* _What the task requires_
Looking at the listing below, give the number of lines in which the string "pertussis" appears, and add nothing else.

* _Task input_
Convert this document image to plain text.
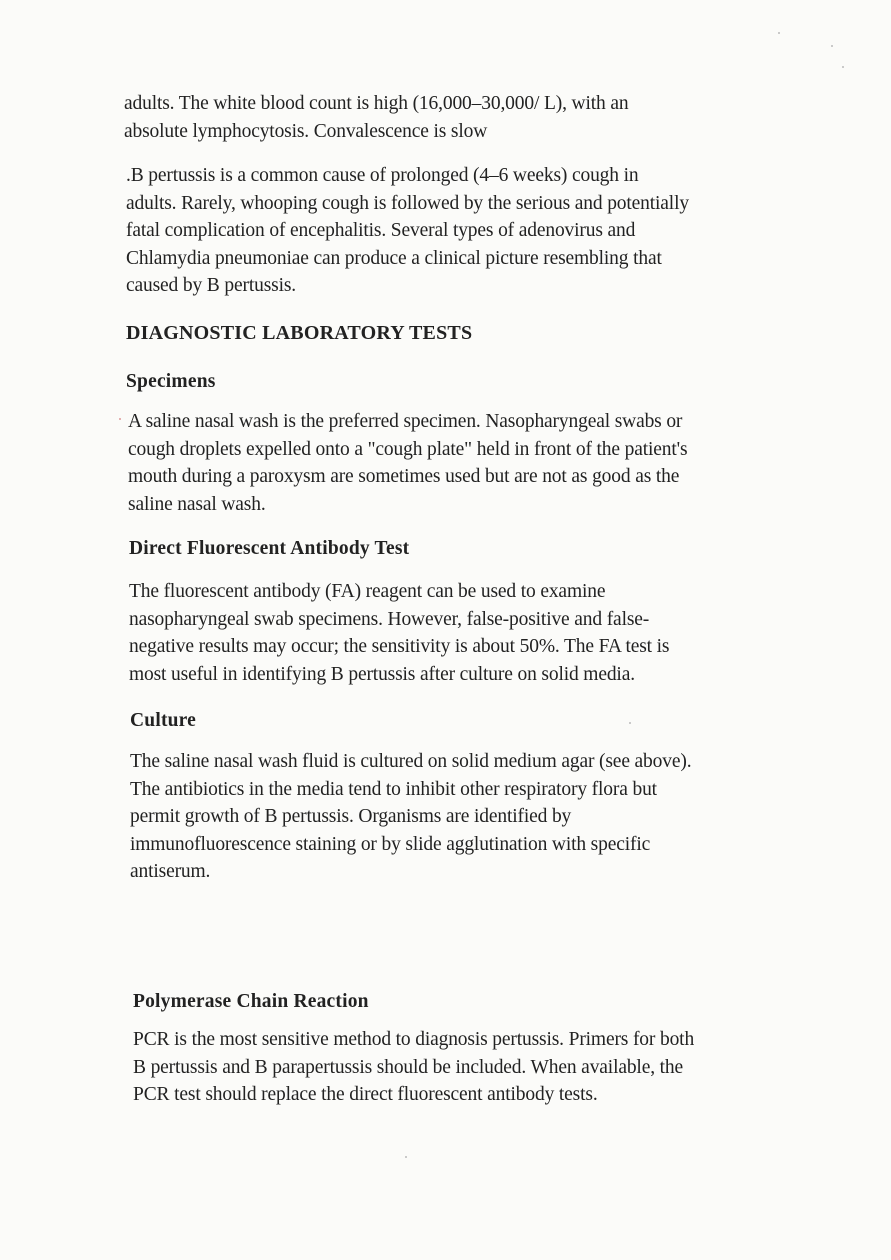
adults. The white blood count is high (16,000–30,000/ L), with an
absolute lymphocytosis. Convalescence is slow
.B pertussis is a common cause of prolonged (4–6 weeks) cough in
adults. Rarely, whooping cough is followed by the serious and potentially
fatal complication of encephalitis. Several types of adenovirus and
Chlamydia pneumoniae can produce a clinical picture resembling that
caused by B pertussis.
DIAGNOSTIC LABORATORY TESTS
Specimens
A saline nasal wash is the preferred specimen. Nasopharyngeal swabs or
cough droplets expelled onto a "cough plate" held in front of the patient's
mouth during a paroxysm are sometimes used but are not as good as the
saline nasal wash.
Direct Fluorescent Antibody Test
The fluorescent antibody (FA) reagent can be used to examine
nasopharyngeal swab specimens. However, false-positive and false-
negative results may occur; the sensitivity is about 50%. The FA test is
most useful in identifying B pertussis after culture on solid media.
Culture
The saline nasal wash fluid is cultured on solid medium agar (see above).
The antibiotics in the media tend to inhibit other respiratory flora but
permit growth of B pertussis. Organisms are identified by
immunofluorescence staining or by slide agglutination with specific
antiserum.
Polymerase Chain Reaction
PCR is the most sensitive method to diagnosis pertussis. Primers for both
B pertussis and B parapertussis should be included. When available, the
PCR test should replace the direct fluorescent antibody tests.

* _Reply to the task_
6